Direction:
Reproduce the passage from the research notes on the 1918 Cairo cheque from "Description and research" up to and including "Eastern commercial centers.".

Excerpted text:
====

Description and research notes

Original cheque issued by the Cairo branch of Banque Belge pour l'Étranger on 2 September 1918, produced during the final phase of the First World War. The form is printed on light cream security stock with a richly engraved Art Nouveau header. Along the left margin runs a vertical ornamental cartouche enclosing the bank’s interlocking monogram and the legend BANQUE BELGE POUR L'ÉTRANGER – LE CAIRE, framed by a list of the bank’s principal branches in BRUXELLES, LONDRES, ROTTERDAM, LE CAIRE, ALEXANDRIE, SHANGHAI, PEKIN and TIENTSIN. The wide geographical spread reflects the institution’s pre-war ambition to operate as a global correspondent house linking European capital with Asian and Middle Eastern commercial centers.

The cheque is completed in dark brown fountain-pen script with the date 'Le Caire, le 2 Septembre 1918' at top. The sum—cinquante neuf livres sterling, six shillings et onze pence—is written across a pink micro-lithographed security band designed to prevent alteration. The amount in sterling underscores the dominance of the British pound in wartime Egypt, where local institutions and foreign banks conducted high-value transactions in pounds due to currency stability and British political presence.

====

Supplied entries:

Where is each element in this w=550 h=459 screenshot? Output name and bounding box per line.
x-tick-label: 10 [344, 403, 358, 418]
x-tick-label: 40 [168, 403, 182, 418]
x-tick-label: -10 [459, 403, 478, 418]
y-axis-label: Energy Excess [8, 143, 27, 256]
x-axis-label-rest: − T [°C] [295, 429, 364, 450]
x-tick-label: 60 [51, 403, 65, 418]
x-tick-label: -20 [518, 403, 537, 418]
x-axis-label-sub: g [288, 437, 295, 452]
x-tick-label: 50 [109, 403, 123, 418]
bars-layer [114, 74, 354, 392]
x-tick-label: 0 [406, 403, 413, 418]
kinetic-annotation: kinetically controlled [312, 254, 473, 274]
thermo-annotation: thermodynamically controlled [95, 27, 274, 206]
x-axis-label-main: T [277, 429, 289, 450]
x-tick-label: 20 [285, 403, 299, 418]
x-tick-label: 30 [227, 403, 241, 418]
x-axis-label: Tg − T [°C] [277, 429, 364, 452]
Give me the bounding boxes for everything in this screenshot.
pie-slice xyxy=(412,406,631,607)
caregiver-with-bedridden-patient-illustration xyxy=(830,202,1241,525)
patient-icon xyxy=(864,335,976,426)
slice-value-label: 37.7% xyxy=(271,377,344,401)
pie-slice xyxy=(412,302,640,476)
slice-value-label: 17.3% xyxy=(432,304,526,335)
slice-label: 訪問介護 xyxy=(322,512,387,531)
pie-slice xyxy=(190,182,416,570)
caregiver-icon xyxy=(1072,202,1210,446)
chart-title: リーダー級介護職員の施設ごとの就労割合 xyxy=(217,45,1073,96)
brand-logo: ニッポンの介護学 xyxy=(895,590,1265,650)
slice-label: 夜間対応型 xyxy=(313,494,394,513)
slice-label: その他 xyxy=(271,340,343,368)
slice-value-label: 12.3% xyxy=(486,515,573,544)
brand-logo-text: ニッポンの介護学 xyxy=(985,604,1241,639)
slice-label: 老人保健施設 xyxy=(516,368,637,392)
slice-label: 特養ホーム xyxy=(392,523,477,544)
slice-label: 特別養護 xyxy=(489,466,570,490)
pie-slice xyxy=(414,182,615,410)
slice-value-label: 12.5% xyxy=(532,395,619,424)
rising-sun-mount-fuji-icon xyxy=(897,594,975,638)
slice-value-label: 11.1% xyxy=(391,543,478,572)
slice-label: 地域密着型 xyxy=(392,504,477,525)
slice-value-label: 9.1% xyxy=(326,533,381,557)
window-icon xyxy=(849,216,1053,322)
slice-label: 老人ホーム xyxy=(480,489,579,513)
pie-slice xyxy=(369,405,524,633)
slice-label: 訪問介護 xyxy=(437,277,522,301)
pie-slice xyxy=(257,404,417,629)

====

Solution below:
Description and research notes

Original cheque issued by the Cairo branch of Banque Belge pour l'Étranger on 2 September 1918, produced during the final phase of the First World War. The form is printed on light cream security stock with a richly engraved Art Nouveau header. Along the left margin runs a vertical ornamental cartouche enclosing the bank’s interlocking monogram and the legend BANQUE BELGE POUR L'ÉTRANGER – LE CAIRE, framed by a list of the bank’s principal branches in BRUXELLES, LONDRES, ROTTERDAM, LE CAIRE, ALEXANDRIE, SHANGHAI, PEKIN and TIENTSIN. The wide geographical spread reflects the institution’s pre-war ambition to operate as a global correspondent house linking European capital with Asian and Middle Eastern commercial centers.